### AIM
Transcribe the records that follow exactly. Skip the pictures.

### DATA FOR THIS TASK

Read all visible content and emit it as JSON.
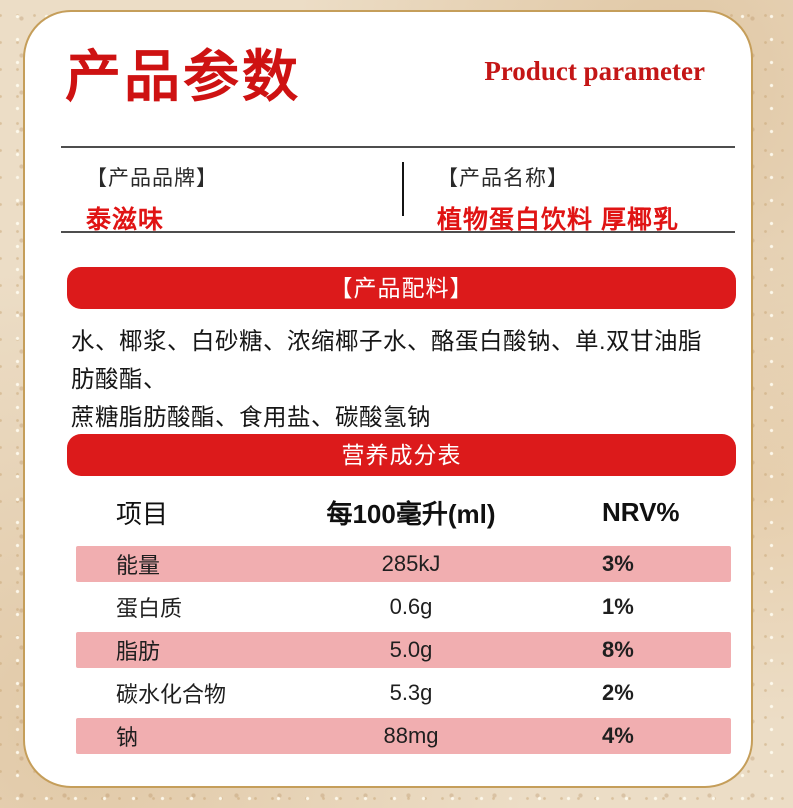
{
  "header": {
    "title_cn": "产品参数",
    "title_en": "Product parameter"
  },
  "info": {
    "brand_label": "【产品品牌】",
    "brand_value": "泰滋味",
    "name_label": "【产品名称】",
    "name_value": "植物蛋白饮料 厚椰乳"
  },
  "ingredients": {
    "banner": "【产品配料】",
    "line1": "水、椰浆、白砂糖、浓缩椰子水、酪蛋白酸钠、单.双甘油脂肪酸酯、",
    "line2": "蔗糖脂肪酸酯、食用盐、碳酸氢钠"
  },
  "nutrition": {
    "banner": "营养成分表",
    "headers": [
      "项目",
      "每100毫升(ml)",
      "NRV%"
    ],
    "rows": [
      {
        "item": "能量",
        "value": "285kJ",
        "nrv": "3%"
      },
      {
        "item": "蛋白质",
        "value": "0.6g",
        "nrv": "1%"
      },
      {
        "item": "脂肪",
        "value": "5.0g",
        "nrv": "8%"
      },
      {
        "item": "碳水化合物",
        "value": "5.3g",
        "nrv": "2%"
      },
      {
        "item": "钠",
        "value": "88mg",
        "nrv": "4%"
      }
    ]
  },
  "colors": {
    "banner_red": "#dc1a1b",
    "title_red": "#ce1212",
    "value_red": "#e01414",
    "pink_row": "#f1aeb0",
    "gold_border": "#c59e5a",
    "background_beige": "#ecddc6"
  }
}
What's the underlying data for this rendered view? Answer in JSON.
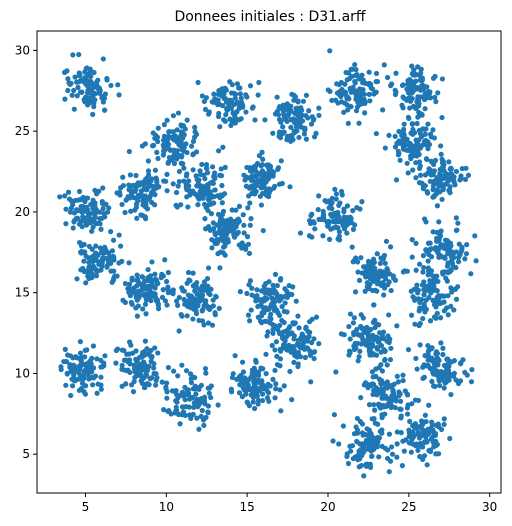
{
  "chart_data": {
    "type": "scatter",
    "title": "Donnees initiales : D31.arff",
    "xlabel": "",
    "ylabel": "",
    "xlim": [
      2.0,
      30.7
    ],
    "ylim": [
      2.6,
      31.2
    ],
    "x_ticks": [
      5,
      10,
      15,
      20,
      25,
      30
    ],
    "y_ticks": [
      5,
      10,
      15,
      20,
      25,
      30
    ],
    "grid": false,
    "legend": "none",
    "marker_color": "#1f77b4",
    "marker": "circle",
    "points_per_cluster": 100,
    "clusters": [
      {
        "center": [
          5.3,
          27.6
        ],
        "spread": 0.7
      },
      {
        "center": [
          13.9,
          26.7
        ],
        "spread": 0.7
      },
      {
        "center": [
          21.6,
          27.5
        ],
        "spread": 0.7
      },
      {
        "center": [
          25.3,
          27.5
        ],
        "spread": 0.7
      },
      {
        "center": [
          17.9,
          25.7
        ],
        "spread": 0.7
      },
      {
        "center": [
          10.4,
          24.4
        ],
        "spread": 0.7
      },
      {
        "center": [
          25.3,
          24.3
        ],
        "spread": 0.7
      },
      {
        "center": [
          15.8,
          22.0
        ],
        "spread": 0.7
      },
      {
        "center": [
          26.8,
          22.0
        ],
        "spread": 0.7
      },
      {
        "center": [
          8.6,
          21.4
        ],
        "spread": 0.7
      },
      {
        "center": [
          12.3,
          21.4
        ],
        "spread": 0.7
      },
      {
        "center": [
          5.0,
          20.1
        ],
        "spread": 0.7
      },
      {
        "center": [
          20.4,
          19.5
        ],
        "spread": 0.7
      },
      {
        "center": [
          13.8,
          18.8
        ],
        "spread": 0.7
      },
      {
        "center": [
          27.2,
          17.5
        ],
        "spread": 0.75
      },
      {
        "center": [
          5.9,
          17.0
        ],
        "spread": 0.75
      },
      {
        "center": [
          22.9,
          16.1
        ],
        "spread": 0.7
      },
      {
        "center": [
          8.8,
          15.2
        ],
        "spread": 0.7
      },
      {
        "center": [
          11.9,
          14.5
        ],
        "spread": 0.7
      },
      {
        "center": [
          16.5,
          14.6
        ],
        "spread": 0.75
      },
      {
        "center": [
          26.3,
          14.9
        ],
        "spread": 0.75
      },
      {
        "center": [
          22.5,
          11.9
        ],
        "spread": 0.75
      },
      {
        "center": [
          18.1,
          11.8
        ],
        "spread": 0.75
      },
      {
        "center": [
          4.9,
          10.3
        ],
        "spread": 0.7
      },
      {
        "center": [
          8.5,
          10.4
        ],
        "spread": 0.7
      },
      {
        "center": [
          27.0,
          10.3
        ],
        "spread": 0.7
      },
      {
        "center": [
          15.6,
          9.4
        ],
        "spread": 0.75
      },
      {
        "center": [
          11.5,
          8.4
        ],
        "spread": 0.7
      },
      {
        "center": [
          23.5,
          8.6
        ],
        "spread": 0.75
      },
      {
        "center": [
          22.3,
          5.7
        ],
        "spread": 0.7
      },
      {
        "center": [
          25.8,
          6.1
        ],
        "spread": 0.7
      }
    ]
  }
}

### ANSWER TO THIS EXERCISE
Read all visible content and emit it as JSON.
{
  "header": {
    "title_cn": "产品参数",
    "title_en": "Product parameter"
  },
  "info": {
    "brand_label": "【产品品牌】",
    "brand_value": "泰滋味",
    "name_label": "【产品名称】",
    "name_value": "植物蛋白饮料 厚椰乳"
  },
  "ingredients": {
    "banner": "【产品配料】",
    "line1": "水、椰浆、白砂糖、浓缩椰子水、酪蛋白酸钠、单.双甘油脂肪酸酯、",
    "line2": "蔗糖脂肪酸酯、食用盐、碳酸氢钠"
  },
  "nutrition": {
    "banner": "营养成分表",
    "headers": [
      "项目",
      "每100毫升(ml)",
      "NRV%"
    ],
    "rows": [
      {
        "item": "能量",
        "value": "285kJ",
        "nrv": "3%"
      },
      {
        "item": "蛋白质",
        "value": "0.6g",
        "nrv": "1%"
      },
      {
        "item": "脂肪",
        "value": "5.0g",
        "nrv": "8%"
      },
      {
        "item": "碳水化合物",
        "value": "5.3g",
        "nrv": "2%"
      },
      {
        "item": "钠",
        "value": "88mg",
        "nrv": "4%"
      }
    ]
  },
  "colors": {
    "banner_red": "#dc1a1b",
    "title_red": "#ce1212",
    "value_red": "#e01414",
    "pink_row": "#f1aeb0",
    "gold_border": "#c59e5a",
    "background_beige": "#ecddc6"
  }
}
What's the underlying data for this rendered view? Answer in JSON.
{
  "chart_data": {
    "type": "scatter",
    "title": "Donnees initiales : D31.arff",
    "xlabel": "",
    "ylabel": "",
    "xlim": [
      2.0,
      30.7
    ],
    "ylim": [
      2.6,
      31.2
    ],
    "x_ticks": [
      5,
      10,
      15,
      20,
      25,
      30
    ],
    "y_ticks": [
      5,
      10,
      15,
      20,
      25,
      30
    ],
    "grid": false,
    "legend": "none",
    "marker_color": "#1f77b4",
    "marker": "circle",
    "points_per_cluster": 100,
    "clusters": [
      {
        "center": [
          5.3,
          27.6
        ],
        "spread": 0.7
      },
      {
        "center": [
          13.9,
          26.7
        ],
        "spread": 0.7
      },
      {
        "center": [
          21.6,
          27.5
        ],
        "spread": 0.7
      },
      {
        "center": [
          25.3,
          27.5
        ],
        "spread": 0.7
      },
      {
        "center": [
          17.9,
          25.7
        ],
        "spread": 0.7
      },
      {
        "center": [
          10.4,
          24.4
        ],
        "spread": 0.7
      },
      {
        "center": [
          25.3,
          24.3
        ],
        "spread": 0.7
      },
      {
        "center": [
          15.8,
          22.0
        ],
        "spread": 0.7
      },
      {
        "center": [
          26.8,
          22.0
        ],
        "spread": 0.7
      },
      {
        "center": [
          8.6,
          21.4
        ],
        "spread": 0.7
      },
      {
        "center": [
          12.3,
          21.4
        ],
        "spread": 0.7
      },
      {
        "center": [
          5.0,
          20.1
        ],
        "spread": 0.7
      },
      {
        "center": [
          20.4,
          19.5
        ],
        "spread": 0.7
      },
      {
        "center": [
          13.8,
          18.8
        ],
        "spread": 0.7
      },
      {
        "center": [
          27.2,
          17.5
        ],
        "spread": 0.75
      },
      {
        "center": [
          5.9,
          17.0
        ],
        "spread": 0.75
      },
      {
        "center": [
          22.9,
          16.1
        ],
        "spread": 0.7
      },
      {
        "center": [
          8.8,
          15.2
        ],
        "spread": 0.7
      },
      {
        "center": [
          11.9,
          14.5
        ],
        "spread": 0.7
      },
      {
        "center": [
          16.5,
          14.6
        ],
        "spread": 0.75
      },
      {
        "center": [
          26.3,
          14.9
        ],
        "spread": 0.75
      },
      {
        "center": [
          22.5,
          11.9
        ],
        "spread": 0.75
      },
      {
        "center": [
          18.1,
          11.8
        ],
        "spread": 0.75
      },
      {
        "center": [
          4.9,
          10.3
        ],
        "spread": 0.7
      },
      {
        "center": [
          8.5,
          10.4
        ],
        "spread": 0.7
      },
      {
        "center": [
          27.0,
          10.3
        ],
        "spread": 0.7
      },
      {
        "center": [
          15.6,
          9.4
        ],
        "spread": 0.75
      },
      {
        "center": [
          11.5,
          8.4
        ],
        "spread": 0.7
      },
      {
        "center": [
          23.5,
          8.6
        ],
        "spread": 0.75
      },
      {
        "center": [
          22.3,
          5.7
        ],
        "spread": 0.7
      },
      {
        "center": [
          25.8,
          6.1
        ],
        "spread": 0.7
      }
    ]
  }
}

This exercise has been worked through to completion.